• [Recorded information]
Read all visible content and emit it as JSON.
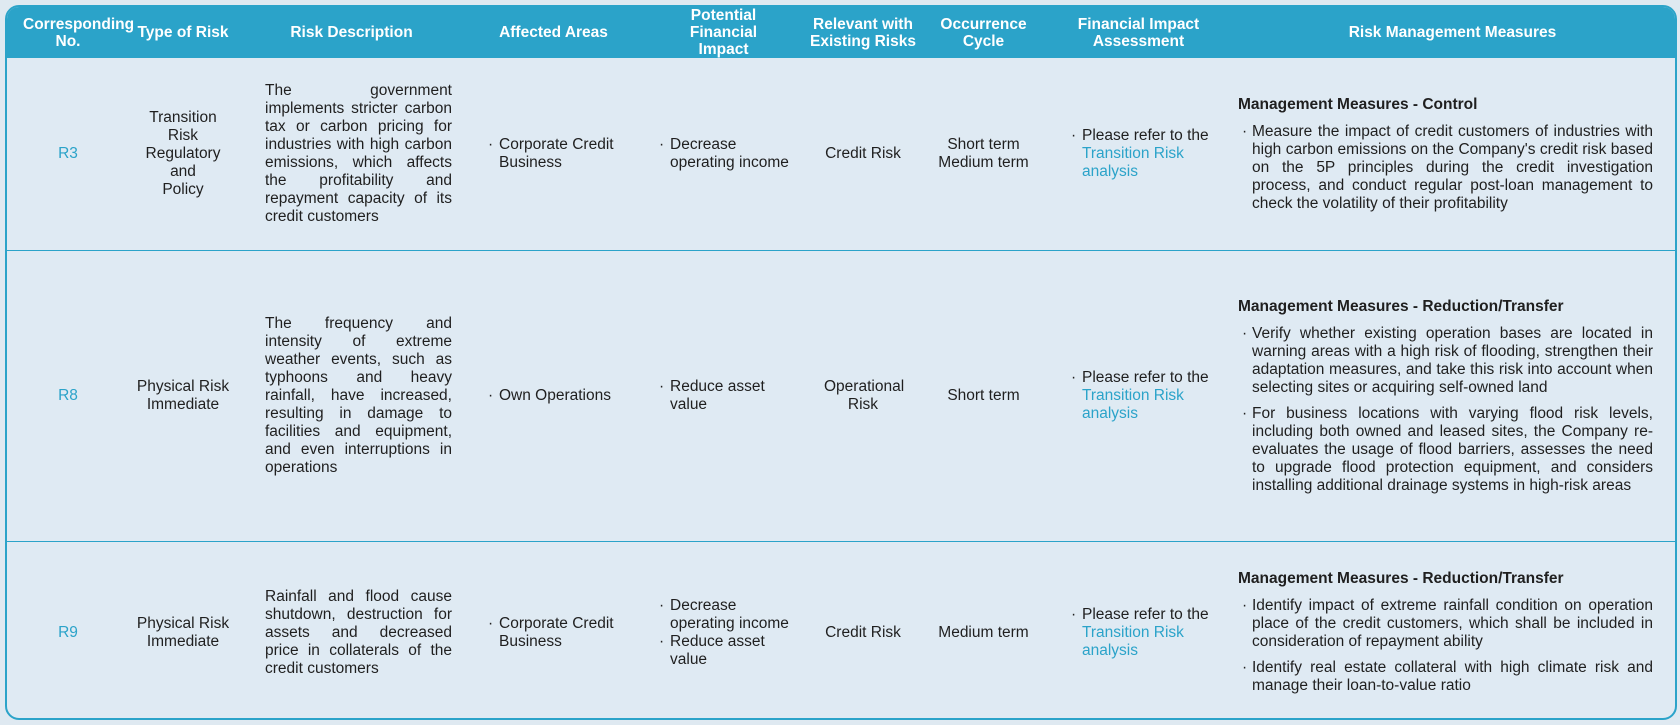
{
  "headers": [
    "Corresponding No.",
    "Type of Risk",
    "Risk Description",
    "Affected Areas",
    "Potential Financial Impact",
    "Relevant with Existing Risks",
    "Occurrence Cycle",
    "Financial Impact Assessment",
    "Risk Management Measures"
  ],
  "rows": [
    {
      "no": "R3",
      "type": [
        "Transition Risk",
        "Regulatory and",
        "Policy"
      ],
      "description": "The government implements stricter carbon tax or carbon pricing for industries with high carbon emissions, which affects the profitability and repayment capacity of its credit customers",
      "areas": [
        "Corporate Credit Business"
      ],
      "impacts": [
        "Decrease operating income"
      ],
      "existing": "Credit Risk",
      "cycle": [
        "Short term",
        "Medium term"
      ],
      "assessment_prefix": "Please refer to the",
      "assessment_link": "Transition Risk analysis",
      "measures_title": "Management Measures - Control",
      "measures": [
        "Measure the impact of credit customers of industries with high carbon emissions on the Company's credit risk based on the 5P principles during the credit investigation process, and conduct regular post-loan management to check the volatility of their profitability"
      ]
    },
    {
      "no": "R8",
      "type": [
        "Physical Risk",
        "Immediate"
      ],
      "description": "The frequency and intensity of extreme weather events, such as typhoons and heavy rainfall, have increased, resulting in damage to facilities and equipment, and even interruptions in operations",
      "areas": [
        "Own Operations"
      ],
      "impacts": [
        "Reduce asset value"
      ],
      "existing": "Operational Risk",
      "cycle": [
        "Short term"
      ],
      "assessment_prefix": "Please refer to the",
      "assessment_link": "Transition Risk analysis",
      "measures_title": "Management Measures - Reduction/Transfer",
      "measures": [
        "Verify whether existing operation bases are located in warning areas with a high risk of flooding, strengthen their adaptation measures, and take this risk into account when selecting sites or acquiring self-owned land",
        "For business locations with varying flood risk levels, including both owned and leased sites, the Company re-evaluates the usage of flood barriers, assesses the need to upgrade flood protection equipment, and considers installing additional drainage systems in high-risk areas"
      ]
    },
    {
      "no": "R9",
      "type": [
        "Physical Risk",
        "Immediate"
      ],
      "description": "Rainfall and flood cause shutdown, destruction for assets and decreased price in collaterals of the credit customers",
      "areas": [
        "Corporate Credit Business"
      ],
      "impacts": [
        "Decrease operating income",
        "Reduce asset value"
      ],
      "existing": "Credit Risk",
      "cycle": [
        "Medium term"
      ],
      "assessment_prefix": "Please refer to the",
      "assessment_link": "Transition Risk analysis",
      "measures_title": "Management Measures - Reduction/Transfer",
      "measures": [
        "Identify impact of extreme rainfall condition on operation place of the credit customers, which shall be included in consideration of repayment ability",
        "Identify real estate collateral with high climate risk and manage their loan-to-value ratio"
      ]
    }
  ],
  "colors": {
    "header_bg": "#2ba3c9",
    "body_bg": "#dfeaf3",
    "accent_text": "#2ba3c9"
  }
}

• [Short problem]
Return from the data every line that holds "Identify".

• [Response to this exercise]
        "Identify impact of extreme rainfall condition on operation place of the credit customers, which shall be included in consideration of repayment ability",
        "Identify real estate collateral with high climate risk and manage their loan-to-value ratio"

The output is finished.